*** Records for the task ***

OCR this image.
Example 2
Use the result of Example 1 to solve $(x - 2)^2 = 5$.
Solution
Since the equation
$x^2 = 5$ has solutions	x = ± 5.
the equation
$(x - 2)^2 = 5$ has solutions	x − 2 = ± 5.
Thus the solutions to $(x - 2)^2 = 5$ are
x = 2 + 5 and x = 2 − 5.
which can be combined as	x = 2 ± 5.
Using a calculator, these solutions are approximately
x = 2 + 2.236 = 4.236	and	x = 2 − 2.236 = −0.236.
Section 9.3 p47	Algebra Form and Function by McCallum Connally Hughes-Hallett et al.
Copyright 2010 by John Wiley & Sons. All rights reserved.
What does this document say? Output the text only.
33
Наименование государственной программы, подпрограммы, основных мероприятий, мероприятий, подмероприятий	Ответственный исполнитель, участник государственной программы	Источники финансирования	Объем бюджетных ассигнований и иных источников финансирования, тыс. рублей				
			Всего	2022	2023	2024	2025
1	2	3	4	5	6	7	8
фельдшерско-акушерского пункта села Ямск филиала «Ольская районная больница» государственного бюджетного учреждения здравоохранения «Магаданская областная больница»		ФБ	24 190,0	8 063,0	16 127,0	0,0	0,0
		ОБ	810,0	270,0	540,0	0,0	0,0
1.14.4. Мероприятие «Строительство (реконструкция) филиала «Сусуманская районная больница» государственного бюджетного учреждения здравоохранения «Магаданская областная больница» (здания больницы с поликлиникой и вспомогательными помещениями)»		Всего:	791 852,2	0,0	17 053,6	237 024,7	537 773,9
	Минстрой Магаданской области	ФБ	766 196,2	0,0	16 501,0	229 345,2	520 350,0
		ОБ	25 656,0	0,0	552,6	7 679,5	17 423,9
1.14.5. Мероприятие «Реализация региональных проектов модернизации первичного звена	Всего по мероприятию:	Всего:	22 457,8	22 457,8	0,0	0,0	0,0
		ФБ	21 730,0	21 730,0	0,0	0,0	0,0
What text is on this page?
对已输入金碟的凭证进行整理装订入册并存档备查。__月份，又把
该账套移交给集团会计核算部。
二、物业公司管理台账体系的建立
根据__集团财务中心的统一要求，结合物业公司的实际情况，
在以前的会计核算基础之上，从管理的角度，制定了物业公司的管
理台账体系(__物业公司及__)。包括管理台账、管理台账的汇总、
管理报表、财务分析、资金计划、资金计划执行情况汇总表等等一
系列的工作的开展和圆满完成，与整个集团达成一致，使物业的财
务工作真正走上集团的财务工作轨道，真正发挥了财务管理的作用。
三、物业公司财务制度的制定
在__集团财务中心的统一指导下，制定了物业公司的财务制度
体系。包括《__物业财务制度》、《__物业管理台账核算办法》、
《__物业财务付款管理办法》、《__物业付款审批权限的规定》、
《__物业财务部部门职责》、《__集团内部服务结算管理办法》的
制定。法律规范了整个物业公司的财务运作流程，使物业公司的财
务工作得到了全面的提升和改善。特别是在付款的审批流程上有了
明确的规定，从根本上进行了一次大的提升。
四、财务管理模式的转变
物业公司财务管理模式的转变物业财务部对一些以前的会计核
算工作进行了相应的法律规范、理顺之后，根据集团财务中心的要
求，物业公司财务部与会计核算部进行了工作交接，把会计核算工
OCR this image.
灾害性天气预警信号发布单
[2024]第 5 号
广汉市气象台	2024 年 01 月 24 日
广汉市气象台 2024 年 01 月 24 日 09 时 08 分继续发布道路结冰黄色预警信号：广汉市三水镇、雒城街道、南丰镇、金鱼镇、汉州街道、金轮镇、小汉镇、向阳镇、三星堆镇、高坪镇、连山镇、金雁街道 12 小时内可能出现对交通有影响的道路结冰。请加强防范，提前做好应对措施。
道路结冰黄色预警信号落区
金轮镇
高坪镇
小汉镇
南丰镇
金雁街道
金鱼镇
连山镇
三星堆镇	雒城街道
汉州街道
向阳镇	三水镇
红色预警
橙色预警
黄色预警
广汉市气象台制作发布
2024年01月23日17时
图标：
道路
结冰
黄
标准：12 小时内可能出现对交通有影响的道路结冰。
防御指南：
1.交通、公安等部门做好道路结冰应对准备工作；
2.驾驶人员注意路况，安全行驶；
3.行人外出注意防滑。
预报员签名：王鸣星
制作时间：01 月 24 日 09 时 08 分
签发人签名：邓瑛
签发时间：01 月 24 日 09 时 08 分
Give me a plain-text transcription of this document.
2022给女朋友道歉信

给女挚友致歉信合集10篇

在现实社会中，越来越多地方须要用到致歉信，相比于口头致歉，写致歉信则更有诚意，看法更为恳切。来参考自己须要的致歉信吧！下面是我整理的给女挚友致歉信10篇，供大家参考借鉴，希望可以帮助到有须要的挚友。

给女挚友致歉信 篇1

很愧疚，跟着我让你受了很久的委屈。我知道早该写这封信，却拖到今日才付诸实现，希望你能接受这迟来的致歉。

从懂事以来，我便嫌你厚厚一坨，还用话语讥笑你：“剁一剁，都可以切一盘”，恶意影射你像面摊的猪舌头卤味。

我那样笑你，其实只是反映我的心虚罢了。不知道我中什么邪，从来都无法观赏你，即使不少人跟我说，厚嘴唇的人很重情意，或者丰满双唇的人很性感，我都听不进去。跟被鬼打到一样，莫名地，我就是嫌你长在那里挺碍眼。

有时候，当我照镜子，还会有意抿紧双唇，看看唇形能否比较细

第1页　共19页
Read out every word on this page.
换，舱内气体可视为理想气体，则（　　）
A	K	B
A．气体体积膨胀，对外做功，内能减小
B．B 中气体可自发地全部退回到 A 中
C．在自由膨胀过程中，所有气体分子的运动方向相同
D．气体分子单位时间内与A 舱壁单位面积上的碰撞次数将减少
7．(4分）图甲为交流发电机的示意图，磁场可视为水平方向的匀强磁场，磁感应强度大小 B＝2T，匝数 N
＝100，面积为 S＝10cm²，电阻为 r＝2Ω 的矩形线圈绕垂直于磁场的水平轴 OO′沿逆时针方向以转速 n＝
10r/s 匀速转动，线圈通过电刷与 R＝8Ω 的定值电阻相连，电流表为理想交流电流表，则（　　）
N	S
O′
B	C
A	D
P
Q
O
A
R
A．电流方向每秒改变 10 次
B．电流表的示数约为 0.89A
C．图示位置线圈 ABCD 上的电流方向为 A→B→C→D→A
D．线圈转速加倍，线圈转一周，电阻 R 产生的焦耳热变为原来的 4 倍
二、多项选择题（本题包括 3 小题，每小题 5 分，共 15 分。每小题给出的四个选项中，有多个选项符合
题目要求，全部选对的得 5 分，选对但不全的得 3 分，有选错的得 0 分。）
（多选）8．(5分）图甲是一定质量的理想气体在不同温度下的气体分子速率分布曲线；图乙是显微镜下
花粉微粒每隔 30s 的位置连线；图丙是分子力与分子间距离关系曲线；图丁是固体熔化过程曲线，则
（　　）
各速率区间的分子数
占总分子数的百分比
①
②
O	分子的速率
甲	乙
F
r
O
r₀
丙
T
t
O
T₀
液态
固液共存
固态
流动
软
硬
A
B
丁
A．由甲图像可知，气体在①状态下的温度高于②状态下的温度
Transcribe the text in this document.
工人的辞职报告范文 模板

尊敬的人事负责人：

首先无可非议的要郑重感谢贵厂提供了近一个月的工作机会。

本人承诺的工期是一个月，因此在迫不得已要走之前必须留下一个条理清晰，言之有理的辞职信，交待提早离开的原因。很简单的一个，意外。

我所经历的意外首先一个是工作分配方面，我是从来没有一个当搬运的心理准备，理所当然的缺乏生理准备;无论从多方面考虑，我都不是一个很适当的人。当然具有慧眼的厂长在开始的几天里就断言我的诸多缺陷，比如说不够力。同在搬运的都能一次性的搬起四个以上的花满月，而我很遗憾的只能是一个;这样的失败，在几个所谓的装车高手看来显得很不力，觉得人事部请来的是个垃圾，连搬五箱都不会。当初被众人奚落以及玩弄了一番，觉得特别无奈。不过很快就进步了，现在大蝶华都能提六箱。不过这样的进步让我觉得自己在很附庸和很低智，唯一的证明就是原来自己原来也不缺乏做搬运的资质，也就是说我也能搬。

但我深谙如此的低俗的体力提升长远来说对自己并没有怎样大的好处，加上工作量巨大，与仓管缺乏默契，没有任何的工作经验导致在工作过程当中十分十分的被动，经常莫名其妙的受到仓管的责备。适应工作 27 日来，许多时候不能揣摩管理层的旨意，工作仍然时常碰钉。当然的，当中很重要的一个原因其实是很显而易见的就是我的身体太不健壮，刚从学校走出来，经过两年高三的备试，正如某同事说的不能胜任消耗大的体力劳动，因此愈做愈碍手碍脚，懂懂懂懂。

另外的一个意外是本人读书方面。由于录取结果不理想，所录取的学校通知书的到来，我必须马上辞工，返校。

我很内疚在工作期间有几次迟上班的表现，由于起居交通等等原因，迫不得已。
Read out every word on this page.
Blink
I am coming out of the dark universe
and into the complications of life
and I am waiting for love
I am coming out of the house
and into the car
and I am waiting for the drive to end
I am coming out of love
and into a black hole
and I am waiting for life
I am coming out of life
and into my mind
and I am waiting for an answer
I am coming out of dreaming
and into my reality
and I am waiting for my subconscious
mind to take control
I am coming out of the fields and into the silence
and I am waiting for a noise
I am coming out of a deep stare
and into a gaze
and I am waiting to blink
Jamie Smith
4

***

- [Given task]
Return every line above that contains the word "государственного".

- [Right answer]
фельдшерско-акушерского пункта села Ямск филиала «Ольская районная больница» государственного бюджетного учреждения здравоохранения «Магаданская областная больница»		ФБ	24 190,0	8 063,0	16 127,0	0,0	0,0
1.14.4. Мероприятие «Строительство (реконструкция) филиала «Сусуманская районная больница» государственного бюджетного учреждения здравоохранения «Магаданская областная больница» (здания больницы с поликлиникой и вспомогательными помещениями)»		Всего:	791 852,2	0,0	17 053,6	237 024,7	537 773,9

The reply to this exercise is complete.